- Task requirements
Copy the lines that follow, keeping every character the same.

- Dataset records

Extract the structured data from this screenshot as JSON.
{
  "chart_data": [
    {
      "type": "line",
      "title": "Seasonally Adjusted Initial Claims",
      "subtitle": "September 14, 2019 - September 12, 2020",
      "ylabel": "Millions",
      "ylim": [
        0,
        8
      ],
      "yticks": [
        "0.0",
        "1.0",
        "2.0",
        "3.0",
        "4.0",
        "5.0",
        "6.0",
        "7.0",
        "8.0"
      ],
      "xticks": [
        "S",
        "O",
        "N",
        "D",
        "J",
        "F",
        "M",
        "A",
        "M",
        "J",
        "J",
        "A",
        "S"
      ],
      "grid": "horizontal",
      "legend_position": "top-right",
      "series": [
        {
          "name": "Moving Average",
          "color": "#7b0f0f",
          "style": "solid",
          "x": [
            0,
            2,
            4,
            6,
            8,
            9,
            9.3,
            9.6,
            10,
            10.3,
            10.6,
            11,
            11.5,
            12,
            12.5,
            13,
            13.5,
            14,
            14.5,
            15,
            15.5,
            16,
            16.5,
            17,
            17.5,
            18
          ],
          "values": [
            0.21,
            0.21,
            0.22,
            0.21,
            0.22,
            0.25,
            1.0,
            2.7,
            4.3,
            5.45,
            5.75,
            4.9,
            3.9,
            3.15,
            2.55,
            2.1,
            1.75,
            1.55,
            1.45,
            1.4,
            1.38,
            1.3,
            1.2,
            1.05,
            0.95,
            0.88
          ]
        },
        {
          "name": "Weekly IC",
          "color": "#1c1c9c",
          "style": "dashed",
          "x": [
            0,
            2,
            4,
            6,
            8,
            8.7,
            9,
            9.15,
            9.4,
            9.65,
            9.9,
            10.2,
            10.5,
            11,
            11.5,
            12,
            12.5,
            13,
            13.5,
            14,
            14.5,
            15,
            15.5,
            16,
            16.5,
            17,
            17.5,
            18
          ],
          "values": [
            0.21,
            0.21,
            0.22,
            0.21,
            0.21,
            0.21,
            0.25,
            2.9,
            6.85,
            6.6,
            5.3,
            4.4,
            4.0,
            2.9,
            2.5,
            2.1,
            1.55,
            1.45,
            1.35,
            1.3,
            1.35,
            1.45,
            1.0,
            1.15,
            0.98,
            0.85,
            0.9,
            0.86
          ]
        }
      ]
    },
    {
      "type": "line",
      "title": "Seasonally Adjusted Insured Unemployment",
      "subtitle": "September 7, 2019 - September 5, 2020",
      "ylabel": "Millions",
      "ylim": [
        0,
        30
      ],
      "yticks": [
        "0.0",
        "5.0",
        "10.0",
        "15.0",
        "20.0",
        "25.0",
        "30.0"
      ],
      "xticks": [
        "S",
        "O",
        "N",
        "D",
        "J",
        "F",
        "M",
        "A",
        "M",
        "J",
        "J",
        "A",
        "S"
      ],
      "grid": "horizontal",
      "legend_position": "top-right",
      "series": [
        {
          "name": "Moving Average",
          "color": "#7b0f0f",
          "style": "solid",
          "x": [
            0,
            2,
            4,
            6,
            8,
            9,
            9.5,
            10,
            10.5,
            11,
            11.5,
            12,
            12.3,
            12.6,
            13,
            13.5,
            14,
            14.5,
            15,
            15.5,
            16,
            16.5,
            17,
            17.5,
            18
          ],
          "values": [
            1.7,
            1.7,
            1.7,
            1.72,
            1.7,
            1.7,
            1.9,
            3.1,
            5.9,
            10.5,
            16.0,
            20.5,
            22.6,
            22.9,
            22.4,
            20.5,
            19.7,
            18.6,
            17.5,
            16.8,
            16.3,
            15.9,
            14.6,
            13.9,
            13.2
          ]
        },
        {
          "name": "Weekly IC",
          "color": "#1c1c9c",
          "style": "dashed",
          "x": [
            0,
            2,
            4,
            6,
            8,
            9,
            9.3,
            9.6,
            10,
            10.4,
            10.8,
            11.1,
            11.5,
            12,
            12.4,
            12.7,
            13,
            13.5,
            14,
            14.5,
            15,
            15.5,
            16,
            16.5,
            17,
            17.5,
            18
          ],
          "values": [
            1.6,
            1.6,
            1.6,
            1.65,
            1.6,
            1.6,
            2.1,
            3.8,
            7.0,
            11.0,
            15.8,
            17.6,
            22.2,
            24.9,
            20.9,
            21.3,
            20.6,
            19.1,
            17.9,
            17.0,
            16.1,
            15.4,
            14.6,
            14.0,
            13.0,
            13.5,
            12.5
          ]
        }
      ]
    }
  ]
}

- Correct result
Extract the structured data from this screenshot as JSON.
{
  "chart_data": [
    {
      "type": "line",
      "title": "Seasonally Adjusted Initial Claims",
      "subtitle": "September 14, 2019 - September 12, 2020",
      "ylabel": "Millions",
      "ylim": [
        0,
        8
      ],
      "yticks": [
        "0.0",
        "1.0",
        "2.0",
        "3.0",
        "4.0",
        "5.0",
        "6.0",
        "7.0",
        "8.0"
      ],
      "xticks": [
        "S",
        "O",
        "N",
        "D",
        "J",
        "F",
        "M",
        "A",
        "M",
        "J",
        "J",
        "A",
        "S"
      ],
      "grid": "horizontal",
      "legend_position": "top-right",
      "series": [
        {
          "name": "Moving Average",
          "color": "#7b0f0f",
          "style": "solid",
          "x": [
            0,
            2,
            4,
            6,
            8,
            9,
            9.3,
            9.6,
            10,
            10.3,
            10.6,
            11,
            11.5,
            12,
            12.5,
            13,
            13.5,
            14,
            14.5,
            15,
            15.5,
            16,
            16.5,
            17,
            17.5,
            18
          ],
          "values": [
            0.21,
            0.21,
            0.22,
            0.21,
            0.22,
            0.25,
            1.0,
            2.7,
            4.3,
            5.45,
            5.75,
            4.9,
            3.9,
            3.15,
            2.55,
            2.1,
            1.75,
            1.55,
            1.45,
            1.4,
            1.38,
            1.3,
            1.2,
            1.05,
            0.95,
            0.88
          ]
        },
        {
          "name": "Weekly IC",
          "color": "#1c1c9c",
          "style": "dashed",
          "x": [
            0,
            2,
            4,
            6,
            8,
            8.7,
            9,
            9.15,
            9.4,
            9.65,
            9.9,
            10.2,
            10.5,
            11,
            11.5,
            12,
            12.5,
            13,
            13.5,
            14,
            14.5,
            15,
            15.5,
            16,
            16.5,
            17,
            17.5,
            18
          ],
          "values": [
            0.21,
            0.21,
            0.22,
            0.21,
            0.21,
            0.21,
            0.25,
            2.9,
            6.85,
            6.6,
            5.3,
            4.4,
            4.0,
            2.9,
            2.5,
            2.1,
            1.55,
            1.45,
            1.35,
            1.3,
            1.35,
            1.45,
            1.0,
            1.15,
            0.98,
            0.85,
            0.9,
            0.86
          ]
        }
      ]
    },
    {
      "type": "line",
      "title": "Seasonally Adjusted Insured Unemployment",
      "subtitle": "September 7, 2019 - September 5, 2020",
      "ylabel": "Millions",
      "ylim": [
        0,
        30
      ],
      "yticks": [
        "0.0",
        "5.0",
        "10.0",
        "15.0",
        "20.0",
        "25.0",
        "30.0"
      ],
      "xticks": [
        "S",
        "O",
        "N",
        "D",
        "J",
        "F",
        "M",
        "A",
        "M",
        "J",
        "J",
        "A",
        "S"
      ],
      "grid": "horizontal",
      "legend_position": "top-right",
      "series": [
        {
          "name": "Moving Average",
          "color": "#7b0f0f",
          "style": "solid",
          "x": [
            0,
            2,
            4,
            6,
            8,
            9,
            9.5,
            10,
            10.5,
            11,
            11.5,
            12,
            12.3,
            12.6,
            13,
            13.5,
            14,
            14.5,
            15,
            15.5,
            16,
            16.5,
            17,
            17.5,
            18
          ],
          "values": [
            1.7,
            1.7,
            1.7,
            1.72,
            1.7,
            1.7,
            1.9,
            3.1,
            5.9,
            10.5,
            16.0,
            20.5,
            22.6,
            22.9,
            22.4,
            20.5,
            19.7,
            18.6,
            17.5,
            16.8,
            16.3,
            15.9,
            14.6,
            13.9,
            13.2
          ]
        },
        {
          "name": "Weekly IC",
          "color": "#1c1c9c",
          "style": "dashed",
          "x": [
            0,
            2,
            4,
            6,
            8,
            9,
            9.3,
            9.6,
            10,
            10.4,
            10.8,
            11.1,
            11.5,
            12,
            12.4,
            12.7,
            13,
            13.5,
            14,
            14.5,
            15,
            15.5,
            16,
            16.5,
            17,
            17.5,
            18
          ],
          "values": [
            1.6,
            1.6,
            1.6,
            1.65,
            1.6,
            1.6,
            2.1,
            3.8,
            7.0,
            11.0,
            15.8,
            17.6,
            22.2,
            24.9,
            20.9,
            21.3,
            20.6,
            19.1,
            17.9,
            17.0,
            16.1,
            15.4,
            14.6,
            14.0,
            13.0,
            13.5,
            12.5
          ]
        }
      ]
    }
  ]
}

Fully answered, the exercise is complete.